Exercise requirements
Examine the entries and show every line in which the word "stderr" is found.

# Start of Dataset excerpts

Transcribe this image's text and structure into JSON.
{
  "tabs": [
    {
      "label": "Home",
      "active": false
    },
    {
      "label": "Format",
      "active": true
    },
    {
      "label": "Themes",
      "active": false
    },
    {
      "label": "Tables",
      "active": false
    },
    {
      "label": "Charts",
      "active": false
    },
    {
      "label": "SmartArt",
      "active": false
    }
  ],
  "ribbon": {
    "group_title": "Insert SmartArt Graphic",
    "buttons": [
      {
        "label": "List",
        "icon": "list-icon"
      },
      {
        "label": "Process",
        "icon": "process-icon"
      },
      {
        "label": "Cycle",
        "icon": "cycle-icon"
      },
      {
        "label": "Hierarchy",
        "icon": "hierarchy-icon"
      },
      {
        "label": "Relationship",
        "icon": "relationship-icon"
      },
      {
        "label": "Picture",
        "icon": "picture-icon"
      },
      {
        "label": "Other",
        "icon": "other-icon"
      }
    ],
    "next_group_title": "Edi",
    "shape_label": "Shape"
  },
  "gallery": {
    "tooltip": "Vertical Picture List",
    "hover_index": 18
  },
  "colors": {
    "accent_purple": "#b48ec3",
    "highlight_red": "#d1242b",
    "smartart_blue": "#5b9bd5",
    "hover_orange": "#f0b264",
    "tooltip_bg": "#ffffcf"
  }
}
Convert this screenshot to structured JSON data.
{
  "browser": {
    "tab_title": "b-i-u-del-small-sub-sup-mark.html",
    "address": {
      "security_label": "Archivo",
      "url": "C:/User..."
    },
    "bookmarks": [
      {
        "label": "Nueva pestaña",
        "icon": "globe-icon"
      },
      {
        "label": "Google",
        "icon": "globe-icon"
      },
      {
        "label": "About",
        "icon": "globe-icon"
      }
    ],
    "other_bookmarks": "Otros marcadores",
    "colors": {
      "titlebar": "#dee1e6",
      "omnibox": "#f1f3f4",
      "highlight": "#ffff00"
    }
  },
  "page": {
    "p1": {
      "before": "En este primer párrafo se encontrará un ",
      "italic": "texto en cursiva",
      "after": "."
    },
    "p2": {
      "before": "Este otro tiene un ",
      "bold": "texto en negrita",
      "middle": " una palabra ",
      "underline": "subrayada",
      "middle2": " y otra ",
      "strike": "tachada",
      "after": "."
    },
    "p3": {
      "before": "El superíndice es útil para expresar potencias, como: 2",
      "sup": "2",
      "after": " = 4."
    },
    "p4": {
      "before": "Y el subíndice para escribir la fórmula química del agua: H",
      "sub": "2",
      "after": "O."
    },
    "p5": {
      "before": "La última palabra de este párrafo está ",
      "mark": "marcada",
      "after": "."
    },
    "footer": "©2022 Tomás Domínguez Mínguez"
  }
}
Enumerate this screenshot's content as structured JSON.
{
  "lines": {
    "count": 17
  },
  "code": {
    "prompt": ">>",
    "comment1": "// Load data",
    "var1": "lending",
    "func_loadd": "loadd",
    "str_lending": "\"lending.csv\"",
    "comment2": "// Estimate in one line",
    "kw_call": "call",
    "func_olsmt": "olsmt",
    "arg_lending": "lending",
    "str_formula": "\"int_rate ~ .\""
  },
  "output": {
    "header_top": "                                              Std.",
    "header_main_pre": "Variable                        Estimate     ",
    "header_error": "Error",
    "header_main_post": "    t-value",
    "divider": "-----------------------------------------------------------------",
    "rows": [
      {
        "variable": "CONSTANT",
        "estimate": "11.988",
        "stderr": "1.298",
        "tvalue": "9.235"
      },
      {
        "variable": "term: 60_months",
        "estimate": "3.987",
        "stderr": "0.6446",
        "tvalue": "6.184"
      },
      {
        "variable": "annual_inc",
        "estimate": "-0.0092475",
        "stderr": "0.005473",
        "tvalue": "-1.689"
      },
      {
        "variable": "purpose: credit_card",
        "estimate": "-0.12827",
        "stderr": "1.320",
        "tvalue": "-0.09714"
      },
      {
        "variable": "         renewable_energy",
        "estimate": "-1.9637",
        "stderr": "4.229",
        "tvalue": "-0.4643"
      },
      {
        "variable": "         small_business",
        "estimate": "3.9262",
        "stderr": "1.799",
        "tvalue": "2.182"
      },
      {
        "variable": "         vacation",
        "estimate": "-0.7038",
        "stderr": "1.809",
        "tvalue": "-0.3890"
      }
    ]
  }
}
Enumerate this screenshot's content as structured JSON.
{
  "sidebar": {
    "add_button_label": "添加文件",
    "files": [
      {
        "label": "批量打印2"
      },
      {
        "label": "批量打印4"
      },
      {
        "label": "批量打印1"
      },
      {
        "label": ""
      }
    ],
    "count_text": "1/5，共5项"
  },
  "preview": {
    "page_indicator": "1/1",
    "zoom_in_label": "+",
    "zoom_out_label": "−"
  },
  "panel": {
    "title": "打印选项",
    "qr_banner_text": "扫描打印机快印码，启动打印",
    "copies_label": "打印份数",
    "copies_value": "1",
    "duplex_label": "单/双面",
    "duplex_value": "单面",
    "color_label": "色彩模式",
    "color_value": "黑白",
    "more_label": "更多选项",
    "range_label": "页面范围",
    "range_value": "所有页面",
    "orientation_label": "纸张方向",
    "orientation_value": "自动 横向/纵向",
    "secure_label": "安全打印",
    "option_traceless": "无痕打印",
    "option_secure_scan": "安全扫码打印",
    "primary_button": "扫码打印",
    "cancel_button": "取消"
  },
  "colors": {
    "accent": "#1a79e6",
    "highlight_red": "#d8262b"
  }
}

# End of Dataset excerpts
# Start of Dataset excerpts

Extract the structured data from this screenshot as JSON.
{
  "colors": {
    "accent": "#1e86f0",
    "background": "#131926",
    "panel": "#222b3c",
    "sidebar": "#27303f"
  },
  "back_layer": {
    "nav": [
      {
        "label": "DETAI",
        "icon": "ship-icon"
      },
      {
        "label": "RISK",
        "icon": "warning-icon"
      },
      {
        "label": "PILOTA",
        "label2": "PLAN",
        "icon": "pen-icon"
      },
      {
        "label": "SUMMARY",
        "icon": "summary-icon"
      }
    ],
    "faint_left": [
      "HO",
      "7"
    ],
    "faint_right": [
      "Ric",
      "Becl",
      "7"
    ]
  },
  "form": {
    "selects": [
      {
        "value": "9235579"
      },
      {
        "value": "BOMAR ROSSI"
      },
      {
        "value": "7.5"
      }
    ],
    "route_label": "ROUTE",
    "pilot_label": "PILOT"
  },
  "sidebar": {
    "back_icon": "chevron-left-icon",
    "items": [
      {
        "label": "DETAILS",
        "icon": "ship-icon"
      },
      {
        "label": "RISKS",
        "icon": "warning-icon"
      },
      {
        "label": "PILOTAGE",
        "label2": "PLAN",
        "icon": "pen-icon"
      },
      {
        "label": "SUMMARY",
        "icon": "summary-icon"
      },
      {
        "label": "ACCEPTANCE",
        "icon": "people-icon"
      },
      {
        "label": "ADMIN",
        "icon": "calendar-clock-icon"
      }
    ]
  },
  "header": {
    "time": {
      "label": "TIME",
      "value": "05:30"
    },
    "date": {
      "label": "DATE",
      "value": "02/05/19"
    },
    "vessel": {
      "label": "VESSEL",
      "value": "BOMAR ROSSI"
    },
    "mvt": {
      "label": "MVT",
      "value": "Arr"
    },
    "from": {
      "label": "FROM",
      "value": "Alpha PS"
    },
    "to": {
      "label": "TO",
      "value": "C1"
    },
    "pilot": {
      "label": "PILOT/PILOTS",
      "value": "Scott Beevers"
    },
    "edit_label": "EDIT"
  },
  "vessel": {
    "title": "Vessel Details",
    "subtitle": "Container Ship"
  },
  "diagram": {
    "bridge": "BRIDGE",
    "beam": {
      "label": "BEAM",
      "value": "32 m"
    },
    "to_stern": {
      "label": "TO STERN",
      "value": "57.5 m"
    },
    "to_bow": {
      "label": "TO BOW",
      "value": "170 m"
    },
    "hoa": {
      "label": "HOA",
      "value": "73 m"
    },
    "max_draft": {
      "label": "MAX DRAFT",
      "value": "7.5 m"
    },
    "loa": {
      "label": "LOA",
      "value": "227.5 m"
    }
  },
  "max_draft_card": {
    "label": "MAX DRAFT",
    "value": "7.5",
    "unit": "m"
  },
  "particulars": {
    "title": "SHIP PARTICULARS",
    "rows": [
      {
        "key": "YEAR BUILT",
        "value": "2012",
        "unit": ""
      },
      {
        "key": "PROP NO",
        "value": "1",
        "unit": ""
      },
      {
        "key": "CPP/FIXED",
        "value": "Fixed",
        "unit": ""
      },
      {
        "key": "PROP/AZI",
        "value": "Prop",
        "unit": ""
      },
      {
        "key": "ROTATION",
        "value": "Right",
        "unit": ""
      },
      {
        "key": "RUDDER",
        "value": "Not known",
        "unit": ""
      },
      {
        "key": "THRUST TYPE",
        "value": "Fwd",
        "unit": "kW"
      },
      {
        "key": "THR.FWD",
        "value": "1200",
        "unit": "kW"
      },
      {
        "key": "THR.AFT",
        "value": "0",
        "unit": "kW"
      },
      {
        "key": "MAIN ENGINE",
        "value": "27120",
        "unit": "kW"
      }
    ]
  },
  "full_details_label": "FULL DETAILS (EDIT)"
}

# End of Dataset excerpts

Response to the exercise
        "stderr": "1.298",
        "stderr": "0.6446",
        "stderr": "0.005473",
        "stderr": "1.320",
        "stderr": "4.229",
        "stderr": "1.799",
        "stderr": "1.809",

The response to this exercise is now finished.